[Stored entries]
################

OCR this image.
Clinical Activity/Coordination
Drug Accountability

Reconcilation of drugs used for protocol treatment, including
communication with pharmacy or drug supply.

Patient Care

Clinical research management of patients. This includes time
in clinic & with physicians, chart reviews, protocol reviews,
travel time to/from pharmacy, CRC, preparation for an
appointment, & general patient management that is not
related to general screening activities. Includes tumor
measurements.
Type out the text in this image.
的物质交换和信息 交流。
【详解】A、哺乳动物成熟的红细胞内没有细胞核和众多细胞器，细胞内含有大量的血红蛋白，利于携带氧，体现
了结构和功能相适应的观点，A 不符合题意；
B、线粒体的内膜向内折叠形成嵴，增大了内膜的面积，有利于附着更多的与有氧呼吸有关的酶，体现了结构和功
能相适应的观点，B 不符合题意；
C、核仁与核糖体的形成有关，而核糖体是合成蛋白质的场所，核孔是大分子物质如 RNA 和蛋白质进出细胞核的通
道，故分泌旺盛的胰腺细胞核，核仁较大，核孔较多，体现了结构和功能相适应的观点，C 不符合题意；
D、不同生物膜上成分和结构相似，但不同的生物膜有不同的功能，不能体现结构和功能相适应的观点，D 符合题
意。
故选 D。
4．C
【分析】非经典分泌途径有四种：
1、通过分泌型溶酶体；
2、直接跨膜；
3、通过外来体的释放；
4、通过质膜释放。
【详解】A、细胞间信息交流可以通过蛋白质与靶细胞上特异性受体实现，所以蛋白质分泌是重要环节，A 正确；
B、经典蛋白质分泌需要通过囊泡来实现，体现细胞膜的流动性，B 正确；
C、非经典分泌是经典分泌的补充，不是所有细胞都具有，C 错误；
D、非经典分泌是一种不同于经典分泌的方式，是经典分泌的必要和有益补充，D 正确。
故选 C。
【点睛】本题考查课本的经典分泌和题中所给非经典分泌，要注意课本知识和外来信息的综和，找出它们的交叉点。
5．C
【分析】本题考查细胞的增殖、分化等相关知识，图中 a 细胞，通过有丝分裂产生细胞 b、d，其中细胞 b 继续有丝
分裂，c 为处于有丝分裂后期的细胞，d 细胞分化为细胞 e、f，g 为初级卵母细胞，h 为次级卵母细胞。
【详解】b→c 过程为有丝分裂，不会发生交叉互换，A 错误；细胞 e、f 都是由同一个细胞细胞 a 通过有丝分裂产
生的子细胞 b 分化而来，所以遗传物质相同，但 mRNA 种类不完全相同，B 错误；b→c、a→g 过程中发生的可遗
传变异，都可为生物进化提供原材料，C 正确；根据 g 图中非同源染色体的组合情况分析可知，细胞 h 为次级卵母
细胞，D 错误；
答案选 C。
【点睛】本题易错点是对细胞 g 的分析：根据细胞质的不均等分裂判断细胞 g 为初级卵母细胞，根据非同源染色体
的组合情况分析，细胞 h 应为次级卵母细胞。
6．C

################

◆ **What is being asked**
Only lines that contain "with" are needed, so copy each of them from the data.

◆ **Reply to the task**
communication with pharmacy or drug supply.
in clinic & with physicians, chart reviews, protocol reviews,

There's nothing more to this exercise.